[Records from a collection]

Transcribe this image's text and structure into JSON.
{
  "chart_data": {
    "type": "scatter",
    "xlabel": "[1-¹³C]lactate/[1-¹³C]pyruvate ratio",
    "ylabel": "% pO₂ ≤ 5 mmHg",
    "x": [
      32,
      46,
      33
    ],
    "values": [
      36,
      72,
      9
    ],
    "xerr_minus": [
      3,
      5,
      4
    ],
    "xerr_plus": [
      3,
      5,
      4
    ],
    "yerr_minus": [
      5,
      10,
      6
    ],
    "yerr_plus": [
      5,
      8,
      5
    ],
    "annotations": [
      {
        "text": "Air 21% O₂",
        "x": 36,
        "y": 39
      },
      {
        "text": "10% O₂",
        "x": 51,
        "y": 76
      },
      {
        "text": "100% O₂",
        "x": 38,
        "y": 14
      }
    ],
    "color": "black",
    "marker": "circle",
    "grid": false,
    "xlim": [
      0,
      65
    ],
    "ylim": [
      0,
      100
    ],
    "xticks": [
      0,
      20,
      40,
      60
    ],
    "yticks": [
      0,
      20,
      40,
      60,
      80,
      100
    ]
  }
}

**WORK TO COMPLETE**
All of the records must be repeated exactly.

**RESULT FOR THIS EXERCISE**
Transcribe this image's text and structure into JSON.
{
  "chart_data": {
    "type": "scatter",
    "xlabel": "[1-¹³C]lactate/[1-¹³C]pyruvate ratio",
    "ylabel": "% pO₂ ≤ 5 mmHg",
    "x": [
      32,
      46,
      33
    ],
    "values": [
      36,
      72,
      9
    ],
    "xerr_minus": [
      3,
      5,
      4
    ],
    "xerr_plus": [
      3,
      5,
      4
    ],
    "yerr_minus": [
      5,
      10,
      6
    ],
    "yerr_plus": [
      5,
      8,
      5
    ],
    "annotations": [
      {
        "text": "Air 21% O₂",
        "x": 36,
        "y": 39
      },
      {
        "text": "10% O₂",
        "x": 51,
        "y": 76
      },
      {
        "text": "100% O₂",
        "x": 38,
        "y": 14
      }
    ],
    "color": "black",
    "marker": "circle",
    "grid": false,
    "xlim": [
      0,
      65
    ],
    "ylim": [
      0,
      100
    ],
    "xticks": [
      0,
      20,
      40,
      60
    ],
    "yticks": [
      0,
      20,
      40,
      60,
      80,
      100
    ]
  }
}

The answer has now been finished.